======== Data provided ========

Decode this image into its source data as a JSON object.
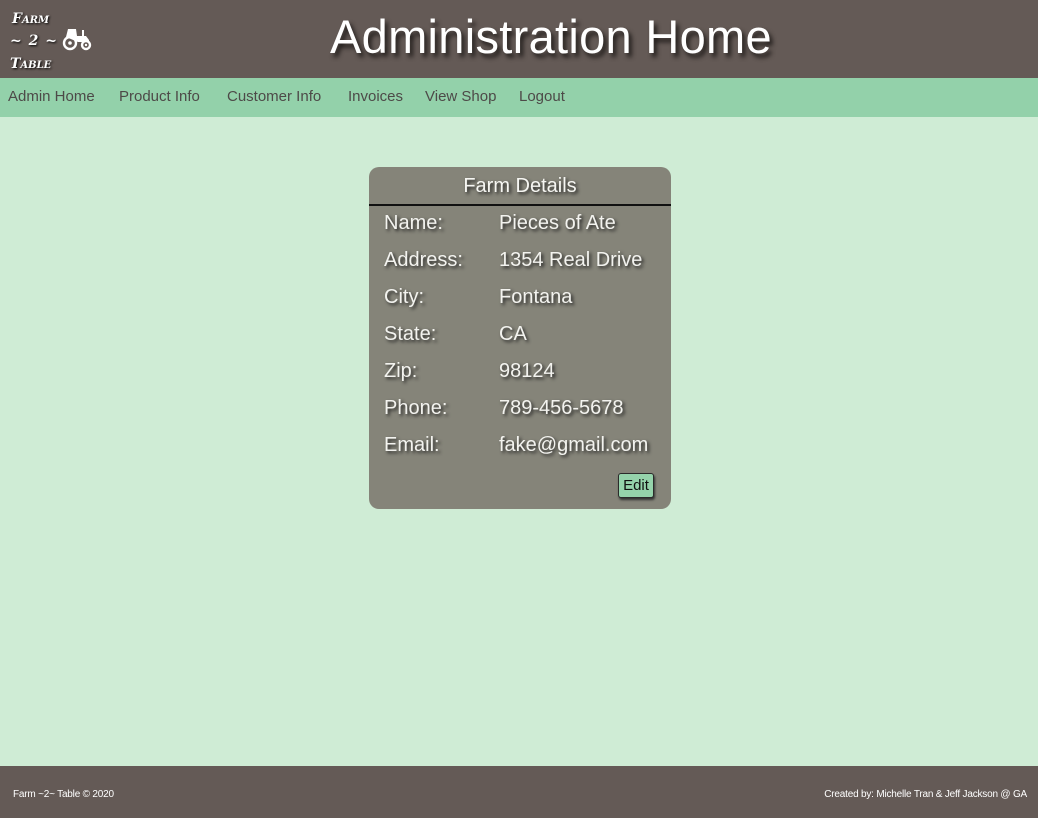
{
  "header": {
    "logo": {
      "line1": "Farm",
      "line2": "~ 2 ~",
      "line3": "Table",
      "icon": "tractor-icon"
    },
    "title": "Administration Home"
  },
  "nav": {
    "items": [
      {
        "label": "Admin Home"
      },
      {
        "label": "Product Info"
      },
      {
        "label": "Customer Info"
      },
      {
        "label": "Invoices"
      },
      {
        "label": "View Shop"
      },
      {
        "label": "Logout"
      }
    ]
  },
  "farm_details": {
    "title": "Farm Details",
    "rows": [
      {
        "label": "Name:",
        "value": "Pieces of Ate"
      },
      {
        "label": "Address:",
        "value": "1354 Real Drive"
      },
      {
        "label": "City:",
        "value": "Fontana"
      },
      {
        "label": "State:",
        "value": "CA"
      },
      {
        "label": "Zip:",
        "value": "98124"
      },
      {
        "label": "Phone:",
        "value": "789-456-5678"
      },
      {
        "label": "Email:",
        "value": "fake@gmail.com"
      }
    ],
    "edit_label": "Edit"
  },
  "footer": {
    "left": "Farm ~2~ Table © 2020",
    "right": "Created by: Michelle Tran & Jeff Jackson @ GA"
  },
  "colors": {
    "header_bg": "#645a56",
    "nav_bg": "#93d1aa",
    "page_bg": "#cfecd5",
    "card_bg": "#858479",
    "button_bg": "#95d3ab"
  }
}
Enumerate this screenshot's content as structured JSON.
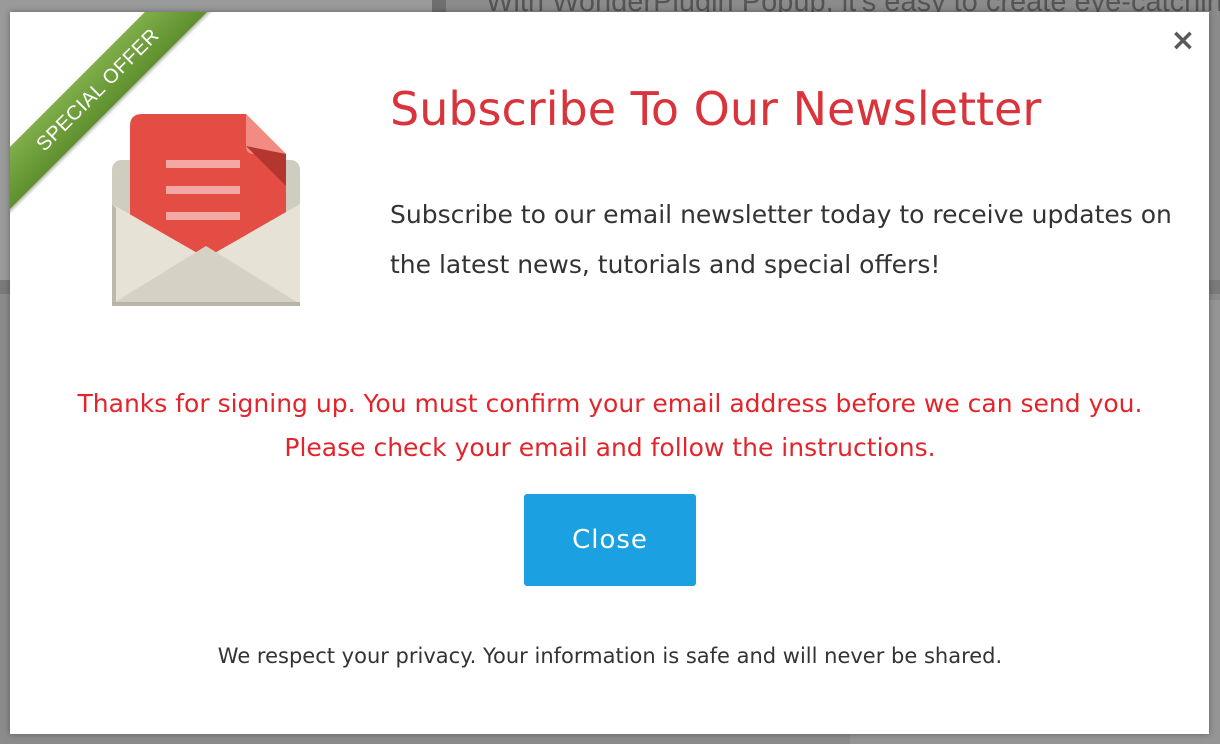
{
  "background": {
    "top_text": "With WonderPlugin Popup, it's easy to create eye-catching"
  },
  "popup": {
    "ribbon_label": "SPECIAL OFFER",
    "close_icon": "×",
    "title": "Subscribe To Our Newsletter",
    "description": "Subscribe to our email newsletter today to receive updates on the latest news, tutorials and special offers!",
    "confirmation_message": "Thanks for signing up. You must confirm your email address before we can send you. Please check your email and follow the instructions.",
    "close_button_label": "Close",
    "privacy_note": "We respect your privacy. Your information is safe and will never be shared."
  },
  "colors": {
    "title": "#d9333b",
    "message": "#e3242b",
    "button": "#1ba1e2",
    "ribbon": "#6f9f3c"
  },
  "icons": {
    "envelope": "envelope-icon",
    "close": "close-icon"
  }
}
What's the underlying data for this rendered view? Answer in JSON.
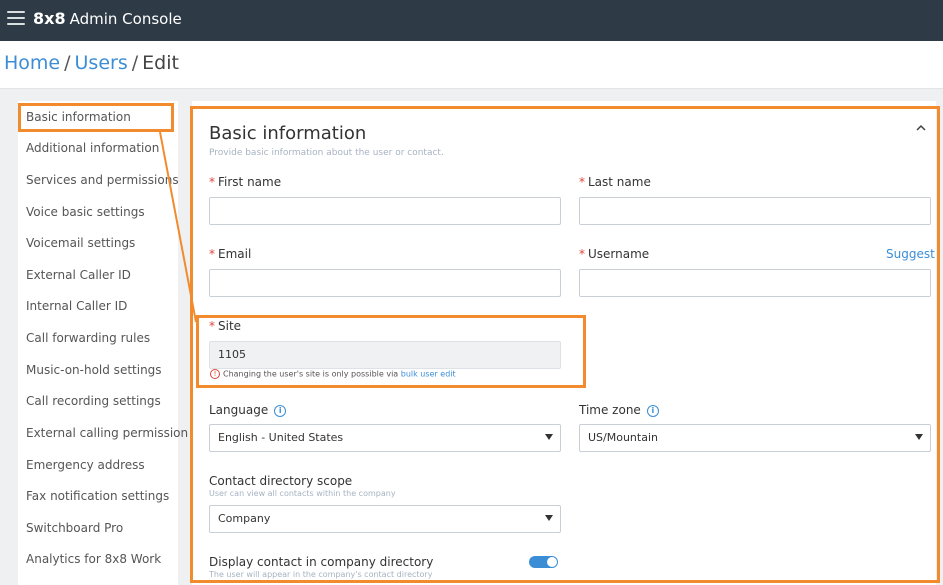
{
  "topbar": {
    "brand_bold": "8x8",
    "brand_text": "Admin Console"
  },
  "breadcrumb": {
    "home": "Home",
    "users": "Users",
    "current": "Edit",
    "separator": "/"
  },
  "sidebar": {
    "items": [
      {
        "label": "Basic information"
      },
      {
        "label": "Additional information"
      },
      {
        "label": "Services and permissions"
      },
      {
        "label": "Voice basic settings"
      },
      {
        "label": "Voicemail settings"
      },
      {
        "label": "External Caller ID"
      },
      {
        "label": "Internal Caller ID"
      },
      {
        "label": "Call forwarding rules"
      },
      {
        "label": "Music-on-hold settings"
      },
      {
        "label": "Call recording settings"
      },
      {
        "label": "External calling permission"
      },
      {
        "label": "Emergency address"
      },
      {
        "label": "Fax notification settings"
      },
      {
        "label": "Switchboard Pro"
      },
      {
        "label": "Analytics for 8x8 Work"
      }
    ]
  },
  "form": {
    "title": "Basic information",
    "subtitle": "Provide basic information about the user or contact.",
    "required_mark": "*",
    "first_name": {
      "label": "First name",
      "value": ""
    },
    "last_name": {
      "label": "Last name",
      "value": ""
    },
    "email": {
      "label": "Email",
      "value": ""
    },
    "username": {
      "label": "Username",
      "value": "",
      "suggest": "Suggest"
    },
    "site": {
      "label": "Site",
      "value": "1105",
      "warning_text": "Changing the user's site is only possible via",
      "warning_link": "bulk user edit",
      "warning_icon": "!"
    },
    "language": {
      "label": "Language",
      "value": "English - United States",
      "info_icon": "i"
    },
    "time_zone": {
      "label": "Time zone",
      "value": "US/Mountain",
      "info_icon": "i"
    },
    "contact_scope": {
      "label": "Contact directory scope",
      "hint": "User can view all contacts within the company",
      "value": "Company"
    },
    "display_contact": {
      "label": "Display contact in company directory",
      "hint": "The user will appear in the company's contact directory",
      "enabled": true
    }
  },
  "colors": {
    "highlight": "#f28a2e",
    "accent": "#3b8ed6",
    "topbar": "#2e3a46",
    "required": "#e0463a"
  }
}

========

Problem to work on → Output all the records, word for word, with no pictures in the copy.

Answer to this exercise →
Decode this image into its source data as a JSON object.
{
  "header": {
    "logo": {
      "line1": "Farm",
      "line2": "~ 2 ~",
      "line3": "Table",
      "icon": "tractor-icon"
    },
    "title": "Administration Home"
  },
  "nav": {
    "items": [
      {
        "label": "Admin Home"
      },
      {
        "label": "Product Info"
      },
      {
        "label": "Customer Info"
      },
      {
        "label": "Invoices"
      },
      {
        "label": "View Shop"
      },
      {
        "label": "Logout"
      }
    ]
  },
  "farm_details": {
    "title": "Farm Details",
    "rows": [
      {
        "label": "Name:",
        "value": "Pieces of Ate"
      },
      {
        "label": "Address:",
        "value": "1354 Real Drive"
      },
      {
        "label": "City:",
        "value": "Fontana"
      },
      {
        "label": "State:",
        "value": "CA"
      },
      {
        "label": "Zip:",
        "value": "98124"
      },
      {
        "label": "Phone:",
        "value": "789-456-5678"
      },
      {
        "label": "Email:",
        "value": "fake@gmail.com"
      }
    ],
    "edit_label": "Edit"
  },
  "footer": {
    "left": "Farm ~2~ Table © 2020",
    "right": "Created by: Michelle Tran & Jeff Jackson @ GA"
  },
  "colors": {
    "header_bg": "#645a56",
    "nav_bg": "#93d1aa",
    "page_bg": "#cfecd5",
    "card_bg": "#858479",
    "button_bg": "#95d3ab"
  }
}
Enumerate this screenshot's content as structured JSON.
{
  "background": {
    "top_text": "With WonderPlugin Popup, it's easy to create eye-catching"
  },
  "popup": {
    "ribbon_label": "SPECIAL OFFER",
    "close_icon": "×",
    "title": "Subscribe To Our Newsletter",
    "description": "Subscribe to our email newsletter today to receive updates on the latest news, tutorials and special offers!",
    "confirmation_message": "Thanks for signing up. You must confirm your email address before we can send you. Please check your email and follow the instructions.",
    "close_button_label": "Close",
    "privacy_note": "We respect your privacy. Your information is safe and will never be shared."
  },
  "colors": {
    "title": "#d9333b",
    "message": "#e3242b",
    "button": "#1ba1e2",
    "ribbon": "#6f9f3c"
  },
  "icons": {
    "envelope": "envelope-icon",
    "close": "close-icon"
  }
}
What's the underlying data for this rendered view? Answer in JSON.
{
  "topbar": {
    "brand_bold": "8x8",
    "brand_text": "Admin Console"
  },
  "breadcrumb": {
    "home": "Home",
    "users": "Users",
    "current": "Edit",
    "separator": "/"
  },
  "sidebar": {
    "items": [
      {
        "label": "Basic information"
      },
      {
        "label": "Additional information"
      },
      {
        "label": "Services and permissions"
      },
      {
        "label": "Voice basic settings"
      },
      {
        "label": "Voicemail settings"
      },
      {
        "label": "External Caller ID"
      },
      {
        "label": "Internal Caller ID"
      },
      {
        "label": "Call forwarding rules"
      },
      {
        "label": "Music-on-hold settings"
      },
      {
        "label": "Call recording settings"
      },
      {
        "label": "External calling permission"
      },
      {
        "label": "Emergency address"
      },
      {
        "label": "Fax notification settings"
      },
      {
        "label": "Switchboard Pro"
      },
      {
        "label": "Analytics for 8x8 Work"
      }
    ]
  },
  "form": {
    "title": "Basic information",
    "subtitle": "Provide basic information about the user or contact.",
    "required_mark": "*",
    "first_name": {
      "label": "First name",
      "value": ""
    },
    "last_name": {
      "label": "Last name",
      "value": ""
    },
    "email": {
      "label": "Email",
      "value": ""
    },
    "username": {
      "label": "Username",
      "value": "",
      "suggest": "Suggest"
    },
    "site": {
      "label": "Site",
      "value": "1105",
      "warning_text": "Changing the user's site is only possible via",
      "warning_link": "bulk user edit",
      "warning_icon": "!"
    },
    "language": {
      "label": "Language",
      "value": "English - United States",
      "info_icon": "i"
    },
    "time_zone": {
      "label": "Time zone",
      "value": "US/Mountain",
      "info_icon": "i"
    },
    "contact_scope": {
      "label": "Contact directory scope",
      "hint": "User can view all contacts within the company",
      "value": "Company"
    },
    "display_contact": {
      "label": "Display contact in company directory",
      "hint": "The user will appear in the company's contact directory",
      "enabled": true
    }
  },
  "colors": {
    "highlight": "#f28a2e",
    "accent": "#3b8ed6",
    "topbar": "#2e3a46",
    "required": "#e0463a"
  }
}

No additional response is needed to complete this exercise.